» To be done: List all the lines in these records that hold "degrees".

» Material shown:
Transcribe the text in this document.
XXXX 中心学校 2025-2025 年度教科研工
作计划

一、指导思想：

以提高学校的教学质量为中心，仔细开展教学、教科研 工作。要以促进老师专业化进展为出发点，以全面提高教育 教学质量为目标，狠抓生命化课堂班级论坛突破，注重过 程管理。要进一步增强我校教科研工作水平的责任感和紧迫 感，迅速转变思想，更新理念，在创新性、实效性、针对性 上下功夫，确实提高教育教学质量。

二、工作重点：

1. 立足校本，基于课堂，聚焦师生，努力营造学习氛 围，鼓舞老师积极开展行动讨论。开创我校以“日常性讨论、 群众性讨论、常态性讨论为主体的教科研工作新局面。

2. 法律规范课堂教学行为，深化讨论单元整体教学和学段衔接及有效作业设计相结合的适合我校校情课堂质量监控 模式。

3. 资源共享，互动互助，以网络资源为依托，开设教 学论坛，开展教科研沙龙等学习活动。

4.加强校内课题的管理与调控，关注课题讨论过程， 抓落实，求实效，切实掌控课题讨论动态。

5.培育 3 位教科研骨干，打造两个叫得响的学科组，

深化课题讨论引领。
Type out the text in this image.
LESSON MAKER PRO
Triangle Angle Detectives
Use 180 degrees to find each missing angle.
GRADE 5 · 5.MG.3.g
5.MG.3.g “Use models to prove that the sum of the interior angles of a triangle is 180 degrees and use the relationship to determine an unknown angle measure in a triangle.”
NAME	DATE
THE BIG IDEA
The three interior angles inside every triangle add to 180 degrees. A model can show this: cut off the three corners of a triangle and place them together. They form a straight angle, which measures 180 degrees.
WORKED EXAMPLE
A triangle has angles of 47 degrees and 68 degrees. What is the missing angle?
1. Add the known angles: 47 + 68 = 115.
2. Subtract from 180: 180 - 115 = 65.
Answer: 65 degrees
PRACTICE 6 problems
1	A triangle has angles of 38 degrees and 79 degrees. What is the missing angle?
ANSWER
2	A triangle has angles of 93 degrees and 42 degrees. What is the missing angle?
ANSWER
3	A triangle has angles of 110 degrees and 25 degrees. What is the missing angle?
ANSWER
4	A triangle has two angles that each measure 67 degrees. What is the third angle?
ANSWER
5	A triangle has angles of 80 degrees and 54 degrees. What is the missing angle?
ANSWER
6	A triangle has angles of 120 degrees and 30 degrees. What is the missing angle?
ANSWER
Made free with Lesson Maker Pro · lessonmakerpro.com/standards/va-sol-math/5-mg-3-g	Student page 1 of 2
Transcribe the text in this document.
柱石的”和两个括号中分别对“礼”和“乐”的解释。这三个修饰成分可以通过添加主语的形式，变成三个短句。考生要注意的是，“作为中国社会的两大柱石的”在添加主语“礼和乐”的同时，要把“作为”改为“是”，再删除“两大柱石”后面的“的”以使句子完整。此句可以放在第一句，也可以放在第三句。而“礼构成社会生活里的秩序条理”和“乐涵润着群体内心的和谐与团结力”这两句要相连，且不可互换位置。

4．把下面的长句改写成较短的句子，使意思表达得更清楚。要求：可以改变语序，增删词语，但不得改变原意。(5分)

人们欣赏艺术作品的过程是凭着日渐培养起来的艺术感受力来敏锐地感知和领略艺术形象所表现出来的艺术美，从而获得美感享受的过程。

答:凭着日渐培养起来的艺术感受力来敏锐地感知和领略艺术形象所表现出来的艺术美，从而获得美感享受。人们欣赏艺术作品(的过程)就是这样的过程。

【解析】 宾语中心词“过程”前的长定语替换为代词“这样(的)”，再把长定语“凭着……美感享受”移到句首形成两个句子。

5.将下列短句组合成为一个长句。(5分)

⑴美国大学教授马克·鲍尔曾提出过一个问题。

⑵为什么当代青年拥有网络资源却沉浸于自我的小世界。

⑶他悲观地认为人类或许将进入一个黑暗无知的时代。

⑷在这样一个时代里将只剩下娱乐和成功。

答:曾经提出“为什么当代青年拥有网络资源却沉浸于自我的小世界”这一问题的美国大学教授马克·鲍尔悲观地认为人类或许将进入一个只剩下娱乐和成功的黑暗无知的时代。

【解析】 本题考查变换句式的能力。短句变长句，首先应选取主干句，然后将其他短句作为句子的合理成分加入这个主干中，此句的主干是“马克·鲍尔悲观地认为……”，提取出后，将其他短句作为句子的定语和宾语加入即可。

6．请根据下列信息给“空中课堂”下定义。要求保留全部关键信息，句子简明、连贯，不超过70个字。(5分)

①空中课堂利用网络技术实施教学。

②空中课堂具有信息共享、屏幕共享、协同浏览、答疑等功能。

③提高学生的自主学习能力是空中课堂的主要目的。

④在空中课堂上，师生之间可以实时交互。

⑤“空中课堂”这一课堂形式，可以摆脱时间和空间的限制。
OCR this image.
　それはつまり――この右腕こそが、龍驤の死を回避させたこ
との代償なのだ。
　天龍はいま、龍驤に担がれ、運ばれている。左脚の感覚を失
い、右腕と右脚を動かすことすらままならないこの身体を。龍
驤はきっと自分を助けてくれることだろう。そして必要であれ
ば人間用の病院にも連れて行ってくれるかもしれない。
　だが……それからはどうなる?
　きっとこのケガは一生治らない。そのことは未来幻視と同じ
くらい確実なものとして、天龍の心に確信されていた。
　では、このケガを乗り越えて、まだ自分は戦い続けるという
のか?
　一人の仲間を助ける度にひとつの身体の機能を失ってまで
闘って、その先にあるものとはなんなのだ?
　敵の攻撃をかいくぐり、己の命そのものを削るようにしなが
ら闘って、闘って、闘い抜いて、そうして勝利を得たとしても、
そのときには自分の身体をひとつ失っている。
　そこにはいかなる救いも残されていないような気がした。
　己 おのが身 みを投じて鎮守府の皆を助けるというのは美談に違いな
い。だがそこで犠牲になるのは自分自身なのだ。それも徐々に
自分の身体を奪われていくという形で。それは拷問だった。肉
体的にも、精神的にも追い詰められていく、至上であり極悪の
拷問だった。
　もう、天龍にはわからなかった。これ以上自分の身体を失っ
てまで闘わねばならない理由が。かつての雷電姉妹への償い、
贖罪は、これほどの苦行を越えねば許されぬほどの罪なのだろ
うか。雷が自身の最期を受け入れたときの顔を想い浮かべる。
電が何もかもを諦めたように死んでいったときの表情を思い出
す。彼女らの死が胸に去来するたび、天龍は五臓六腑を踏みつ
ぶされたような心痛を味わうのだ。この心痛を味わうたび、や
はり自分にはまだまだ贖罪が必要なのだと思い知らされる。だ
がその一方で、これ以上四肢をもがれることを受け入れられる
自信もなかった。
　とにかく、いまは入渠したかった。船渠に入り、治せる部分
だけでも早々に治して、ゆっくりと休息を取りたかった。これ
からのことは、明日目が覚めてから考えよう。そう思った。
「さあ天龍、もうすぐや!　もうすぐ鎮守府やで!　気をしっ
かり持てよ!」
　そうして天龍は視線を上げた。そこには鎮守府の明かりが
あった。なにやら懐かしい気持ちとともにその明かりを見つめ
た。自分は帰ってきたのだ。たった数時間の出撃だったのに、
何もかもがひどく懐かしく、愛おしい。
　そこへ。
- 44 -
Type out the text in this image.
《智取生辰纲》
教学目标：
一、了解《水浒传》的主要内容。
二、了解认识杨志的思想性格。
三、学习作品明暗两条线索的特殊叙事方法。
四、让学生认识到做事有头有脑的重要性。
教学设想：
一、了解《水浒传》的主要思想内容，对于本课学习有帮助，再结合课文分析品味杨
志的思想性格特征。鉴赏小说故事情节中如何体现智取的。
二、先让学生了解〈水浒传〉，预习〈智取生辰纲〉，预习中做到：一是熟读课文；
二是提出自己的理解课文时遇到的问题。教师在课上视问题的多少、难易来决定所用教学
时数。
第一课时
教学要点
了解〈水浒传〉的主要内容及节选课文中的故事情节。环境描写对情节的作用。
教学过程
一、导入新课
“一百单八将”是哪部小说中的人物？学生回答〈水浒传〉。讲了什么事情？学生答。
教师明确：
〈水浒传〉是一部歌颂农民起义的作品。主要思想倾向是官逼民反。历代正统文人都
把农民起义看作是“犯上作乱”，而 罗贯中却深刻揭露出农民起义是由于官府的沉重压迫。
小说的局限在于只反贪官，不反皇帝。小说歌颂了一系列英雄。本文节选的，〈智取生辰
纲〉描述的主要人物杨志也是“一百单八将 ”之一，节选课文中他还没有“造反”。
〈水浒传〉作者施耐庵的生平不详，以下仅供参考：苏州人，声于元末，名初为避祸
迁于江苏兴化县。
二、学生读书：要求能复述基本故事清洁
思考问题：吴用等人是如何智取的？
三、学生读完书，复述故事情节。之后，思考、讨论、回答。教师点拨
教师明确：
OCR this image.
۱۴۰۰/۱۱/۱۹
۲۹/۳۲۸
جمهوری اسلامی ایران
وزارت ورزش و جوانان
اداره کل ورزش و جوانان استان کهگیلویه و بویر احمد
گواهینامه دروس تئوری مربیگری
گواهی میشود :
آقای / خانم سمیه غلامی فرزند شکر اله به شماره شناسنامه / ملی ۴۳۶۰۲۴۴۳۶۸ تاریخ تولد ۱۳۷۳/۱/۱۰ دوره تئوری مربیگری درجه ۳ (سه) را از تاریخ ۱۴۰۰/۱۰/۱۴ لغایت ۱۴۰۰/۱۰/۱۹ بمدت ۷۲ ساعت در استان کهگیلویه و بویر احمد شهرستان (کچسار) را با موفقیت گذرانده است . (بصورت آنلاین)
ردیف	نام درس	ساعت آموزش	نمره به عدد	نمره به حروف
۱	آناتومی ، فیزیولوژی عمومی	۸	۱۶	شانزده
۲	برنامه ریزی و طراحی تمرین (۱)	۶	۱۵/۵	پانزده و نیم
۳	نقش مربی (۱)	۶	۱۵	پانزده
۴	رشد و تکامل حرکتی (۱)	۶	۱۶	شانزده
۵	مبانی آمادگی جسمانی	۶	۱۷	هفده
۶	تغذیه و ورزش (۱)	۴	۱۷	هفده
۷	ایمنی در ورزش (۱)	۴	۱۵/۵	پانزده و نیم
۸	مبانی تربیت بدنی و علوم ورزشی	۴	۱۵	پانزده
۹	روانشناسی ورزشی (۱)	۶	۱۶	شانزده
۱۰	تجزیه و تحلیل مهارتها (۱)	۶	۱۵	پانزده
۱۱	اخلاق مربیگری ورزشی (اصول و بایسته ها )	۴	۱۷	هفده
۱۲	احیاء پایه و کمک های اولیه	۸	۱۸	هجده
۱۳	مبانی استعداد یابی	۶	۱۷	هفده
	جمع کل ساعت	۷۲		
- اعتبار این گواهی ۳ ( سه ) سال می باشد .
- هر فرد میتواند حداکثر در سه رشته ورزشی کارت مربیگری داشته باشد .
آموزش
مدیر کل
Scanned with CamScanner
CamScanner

» Answer for the task:
Use 180 degrees to find each missing angle.
5.MG.3.g “Use models to prove that the sum of the interior angles of a triangle is 180 degrees and use the relationship to determine an unknown angle measure in a triangle.”
The three interior angles inside every triangle add to 180 degrees. A model can show this: cut off the three corners of a triangle and place them together. They form a straight angle, which measures 180 degrees.
A triangle has angles of 47 degrees and 68 degrees. What is the missing angle?
Answer: 65 degrees
1	A triangle has angles of 38 degrees and 79 degrees. What is the missing angle?
2	A triangle has angles of 93 degrees and 42 degrees. What is the missing angle?
3	A triangle has angles of 110 degrees and 25 degrees. What is the missing angle?
4	A triangle has two angles that each measure 67 degrees. What is the third angle?
5	A triangle has angles of 80 degrees and 54 degrees. What is the missing angle?
6	A triangle has angles of 120 degrees and 30 degrees. What is the missing angle?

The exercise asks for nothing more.